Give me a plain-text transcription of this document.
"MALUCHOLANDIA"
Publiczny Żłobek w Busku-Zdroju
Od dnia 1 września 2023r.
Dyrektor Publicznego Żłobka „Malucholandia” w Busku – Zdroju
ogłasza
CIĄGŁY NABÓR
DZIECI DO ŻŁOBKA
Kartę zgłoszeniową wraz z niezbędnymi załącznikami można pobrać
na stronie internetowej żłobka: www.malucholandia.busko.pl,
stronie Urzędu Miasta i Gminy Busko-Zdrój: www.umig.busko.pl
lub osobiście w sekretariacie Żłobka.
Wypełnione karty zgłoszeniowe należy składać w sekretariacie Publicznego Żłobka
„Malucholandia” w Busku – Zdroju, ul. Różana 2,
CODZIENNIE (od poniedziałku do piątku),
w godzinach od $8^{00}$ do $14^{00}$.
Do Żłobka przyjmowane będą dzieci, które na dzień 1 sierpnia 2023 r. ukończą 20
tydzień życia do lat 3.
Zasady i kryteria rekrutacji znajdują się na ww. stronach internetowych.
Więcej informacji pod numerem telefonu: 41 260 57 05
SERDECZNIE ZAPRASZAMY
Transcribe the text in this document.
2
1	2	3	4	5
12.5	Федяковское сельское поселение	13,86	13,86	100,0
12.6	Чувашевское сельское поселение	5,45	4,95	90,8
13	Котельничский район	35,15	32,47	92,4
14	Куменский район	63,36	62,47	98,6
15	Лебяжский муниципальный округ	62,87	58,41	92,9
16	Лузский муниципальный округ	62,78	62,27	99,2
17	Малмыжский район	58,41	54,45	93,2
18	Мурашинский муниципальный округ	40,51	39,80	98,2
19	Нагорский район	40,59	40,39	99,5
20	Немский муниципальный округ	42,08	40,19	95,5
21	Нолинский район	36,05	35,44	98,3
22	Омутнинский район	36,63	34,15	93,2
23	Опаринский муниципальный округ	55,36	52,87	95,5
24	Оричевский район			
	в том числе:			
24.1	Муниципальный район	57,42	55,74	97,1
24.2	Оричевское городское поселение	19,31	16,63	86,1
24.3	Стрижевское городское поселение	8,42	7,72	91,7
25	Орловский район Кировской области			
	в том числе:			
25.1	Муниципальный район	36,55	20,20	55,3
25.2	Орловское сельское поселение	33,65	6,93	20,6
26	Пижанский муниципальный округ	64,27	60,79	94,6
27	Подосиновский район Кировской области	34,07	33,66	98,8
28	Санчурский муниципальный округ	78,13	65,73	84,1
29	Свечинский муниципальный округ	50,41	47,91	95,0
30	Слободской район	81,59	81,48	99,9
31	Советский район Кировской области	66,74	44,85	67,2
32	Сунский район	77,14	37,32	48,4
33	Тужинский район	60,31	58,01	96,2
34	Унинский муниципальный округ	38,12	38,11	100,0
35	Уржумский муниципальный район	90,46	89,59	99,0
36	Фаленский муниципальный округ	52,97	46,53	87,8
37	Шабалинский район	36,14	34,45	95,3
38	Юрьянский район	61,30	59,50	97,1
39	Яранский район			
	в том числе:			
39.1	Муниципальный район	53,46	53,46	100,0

Written task -> Recopy the whole listing exactly.

Written answer ->
Give me a plain-text transcription of this document.
"MALUCHOLANDIA"
Publiczny Żłobek w Busku-Zdroju
Od dnia 1 września 2023r.
Dyrektor Publicznego Żłobka „Malucholandia” w Busku – Zdroju
ogłasza
CIĄGŁY NABÓR
DZIECI DO ŻŁOBKA
Kartę zgłoszeniową wraz z niezbędnymi załącznikami można pobrać
na stronie internetowej żłobka: www.malucholandia.busko.pl,
stronie Urzędu Miasta i Gminy Busko-Zdrój: www.umig.busko.pl
lub osobiście w sekretariacie Żłobka.
Wypełnione karty zgłoszeniowe należy składać w sekretariacie Publicznego Żłobka
„Malucholandia” w Busku – Zdroju, ul. Różana 2,
CODZIENNIE (od poniedziałku do piątku),
w godzinach od $8^{00}$ do $14^{00}$.
Do Żłobka przyjmowane będą dzieci, które na dzień 1 sierpnia 2023 r. ukończą 20
tydzień życia do lat 3.
Zasady i kryteria rekrutacji znajdują się na ww. stronach internetowych.
Więcej informacji pod numerem telefonu: 41 260 57 05
SERDECZNIE ZAPRASZAMY
Transcribe the text in this document.
2
1	2	3	4	5
12.5	Федяковское сельское поселение	13,86	13,86	100,0
12.6	Чувашевское сельское поселение	5,45	4,95	90,8
13	Котельничский район	35,15	32,47	92,4
14	Куменский район	63,36	62,47	98,6
15	Лебяжский муниципальный округ	62,87	58,41	92,9
16	Лузский муниципальный округ	62,78	62,27	99,2
17	Малмыжский район	58,41	54,45	93,2
18	Мурашинский муниципальный округ	40,51	39,80	98,2
19	Нагорский район	40,59	40,39	99,5
20	Немский муниципальный округ	42,08	40,19	95,5
21	Нолинский район	36,05	35,44	98,3
22	Омутнинский район	36,63	34,15	93,2
23	Опаринский муниципальный округ	55,36	52,87	95,5
24	Оричевский район			
	в том числе:			
24.1	Муниципальный район	57,42	55,74	97,1
24.2	Оричевское городское поселение	19,31	16,63	86,1
24.3	Стрижевское городское поселение	8,42	7,72	91,7
25	Орловский район Кировской области			
	в том числе:			
25.1	Муниципальный район	36,55	20,20	55,3
25.2	Орловское сельское поселение	33,65	6,93	20,6
26	Пижанский муниципальный округ	64,27	60,79	94,6
27	Подосиновский район Кировской области	34,07	33,66	98,8
28	Санчурский муниципальный округ	78,13	65,73	84,1
29	Свечинский муниципальный округ	50,41	47,91	95,0
30	Слободской район	81,59	81,48	99,9
31	Советский район Кировской области	66,74	44,85	67,2
32	Сунский район	77,14	37,32	48,4
33	Тужинский район	60,31	58,01	96,2
34	Унинский муниципальный округ	38,12	38,11	100,0
35	Уржумский муниципальный район	90,46	89,59	99,0
36	Фаленский муниципальный округ	52,97	46,53	87,8
37	Шабалинский район	36,14	34,45	95,3
38	Юрьянский район	61,30	59,50	97,1
39	Яранский район			
	в том числе:			
39.1	Муниципальный район	53,46	53,46	100,0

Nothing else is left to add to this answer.